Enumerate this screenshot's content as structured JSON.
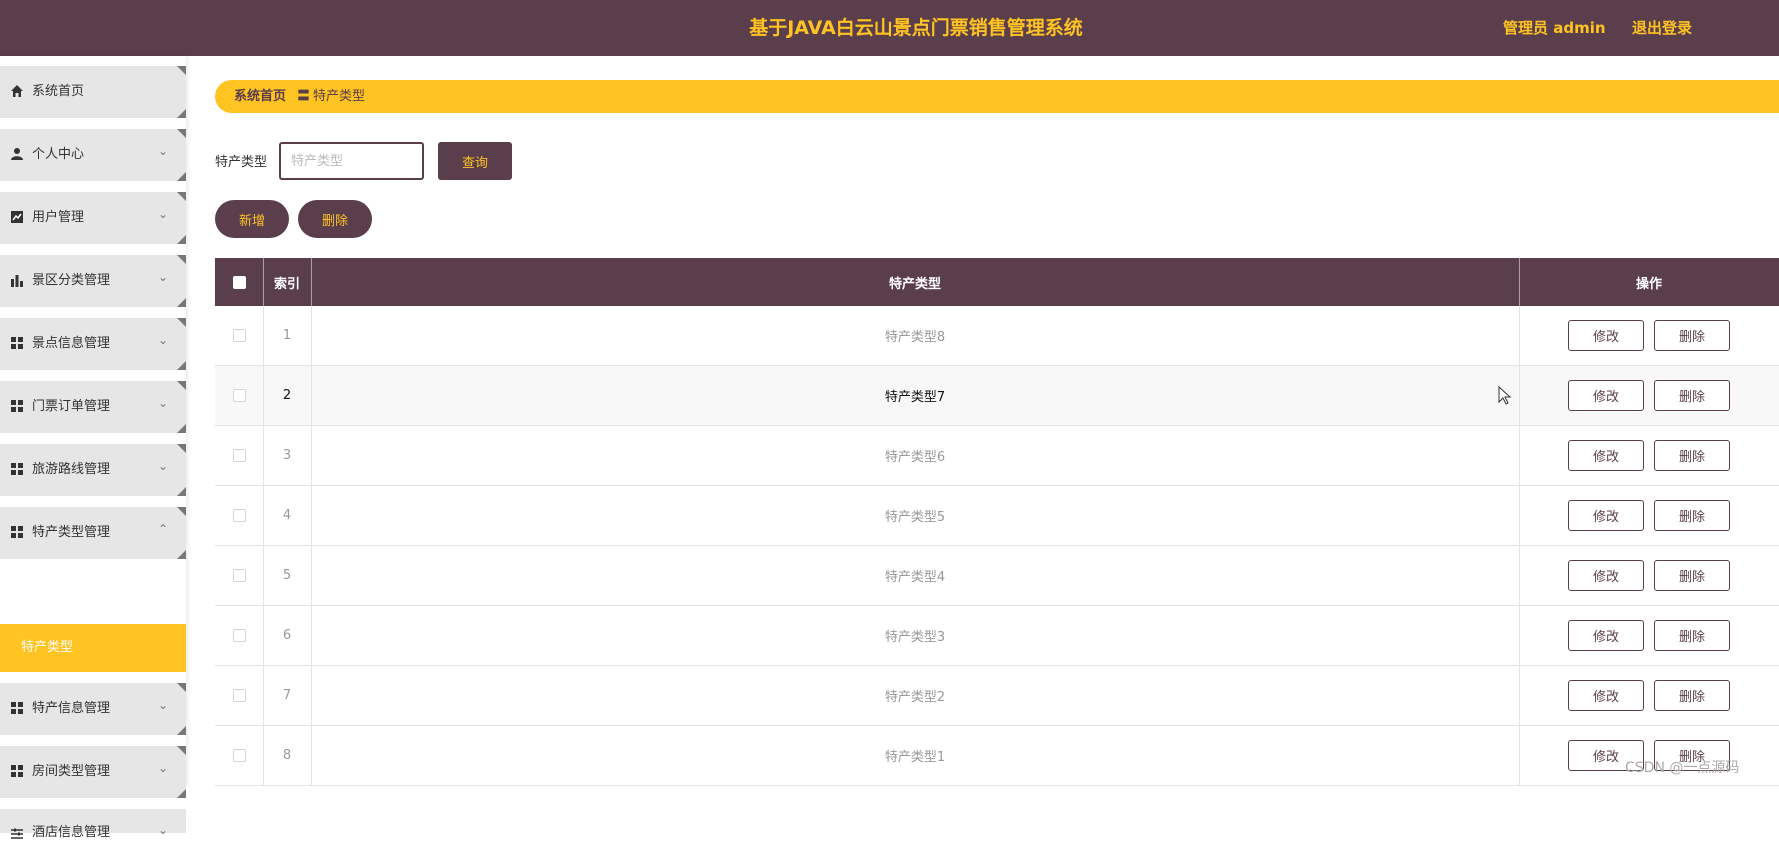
{
  "header": {
    "title": "基于JAVA白云山景点门票销售管理系统",
    "user": "管理员 admin",
    "logout": "退出登录"
  },
  "sidebar": {
    "items": [
      {
        "label": "系统首页",
        "icon": "home-icon"
      },
      {
        "label": "个人中心",
        "icon": "person-icon"
      },
      {
        "label": "用户管理",
        "icon": "chart-line-icon"
      },
      {
        "label": "景区分类管理",
        "icon": "bar-chart-icon"
      },
      {
        "label": "景点信息管理",
        "icon": "grid-icon"
      },
      {
        "label": "门票订单管理",
        "icon": "grid-icon"
      },
      {
        "label": "旅游路线管理",
        "icon": "grid-icon"
      },
      {
        "label": "特产类型管理",
        "icon": "grid-icon"
      },
      {
        "label": "特产信息管理",
        "icon": "grid-icon"
      },
      {
        "label": "房间类型管理",
        "icon": "grid-icon"
      },
      {
        "label": "酒店信息管理",
        "icon": "sliders-icon"
      }
    ],
    "active_sub": "特产类型"
  },
  "breadcrumb": {
    "home": "系统首页",
    "sep": "〓",
    "current": "特产类型"
  },
  "search": {
    "label": "特产类型",
    "placeholder": "特产类型",
    "button": "查询"
  },
  "actions": {
    "add": "新增",
    "delete": "删除"
  },
  "table": {
    "headers": {
      "index": "索引",
      "type": "特产类型",
      "ops": "操作"
    },
    "rows": [
      {
        "index": "1",
        "type": "特产类型8"
      },
      {
        "index": "2",
        "type": "特产类型7"
      },
      {
        "index": "3",
        "type": "特产类型6"
      },
      {
        "index": "4",
        "type": "特产类型5"
      },
      {
        "index": "5",
        "type": "特产类型4"
      },
      {
        "index": "6",
        "type": "特产类型3"
      },
      {
        "index": "7",
        "type": "特产类型2"
      },
      {
        "index": "8",
        "type": "特产类型1"
      }
    ],
    "edit_label": "修改",
    "delete_label": "删除"
  },
  "watermark": "CSDN @一点源码",
  "colors": {
    "primary": "#5b3e4b",
    "accent": "#ffc322"
  }
}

*Directions*: Take the entries shown above and quote them verbatim, passing over the pictures.

*Final answer*:
Enumerate this screenshot's content as structured JSON.
{
  "header": {
    "title": "基于JAVA白云山景点门票销售管理系统",
    "user": "管理员 admin",
    "logout": "退出登录"
  },
  "sidebar": {
    "items": [
      {
        "label": "系统首页",
        "icon": "home-icon"
      },
      {
        "label": "个人中心",
        "icon": "person-icon"
      },
      {
        "label": "用户管理",
        "icon": "chart-line-icon"
      },
      {
        "label": "景区分类管理",
        "icon": "bar-chart-icon"
      },
      {
        "label": "景点信息管理",
        "icon": "grid-icon"
      },
      {
        "label": "门票订单管理",
        "icon": "grid-icon"
      },
      {
        "label": "旅游路线管理",
        "icon": "grid-icon"
      },
      {
        "label": "特产类型管理",
        "icon": "grid-icon"
      },
      {
        "label": "特产信息管理",
        "icon": "grid-icon"
      },
      {
        "label": "房间类型管理",
        "icon": "grid-icon"
      },
      {
        "label": "酒店信息管理",
        "icon": "sliders-icon"
      }
    ],
    "active_sub": "特产类型"
  },
  "breadcrumb": {
    "home": "系统首页",
    "sep": "〓",
    "current": "特产类型"
  },
  "search": {
    "label": "特产类型",
    "placeholder": "特产类型",
    "button": "查询"
  },
  "actions": {
    "add": "新增",
    "delete": "删除"
  },
  "table": {
    "headers": {
      "index": "索引",
      "type": "特产类型",
      "ops": "操作"
    },
    "rows": [
      {
        "index": "1",
        "type": "特产类型8"
      },
      {
        "index": "2",
        "type": "特产类型7"
      },
      {
        "index": "3",
        "type": "特产类型6"
      },
      {
        "index": "4",
        "type": "特产类型5"
      },
      {
        "index": "5",
        "type": "特产类型4"
      },
      {
        "index": "6",
        "type": "特产类型3"
      },
      {
        "index": "7",
        "type": "特产类型2"
      },
      {
        "index": "8",
        "type": "特产类型1"
      }
    ],
    "edit_label": "修改",
    "delete_label": "删除"
  },
  "watermark": "CSDN @一点源码",
  "colors": {
    "primary": "#5b3e4b",
    "accent": "#ffc322"
  }
}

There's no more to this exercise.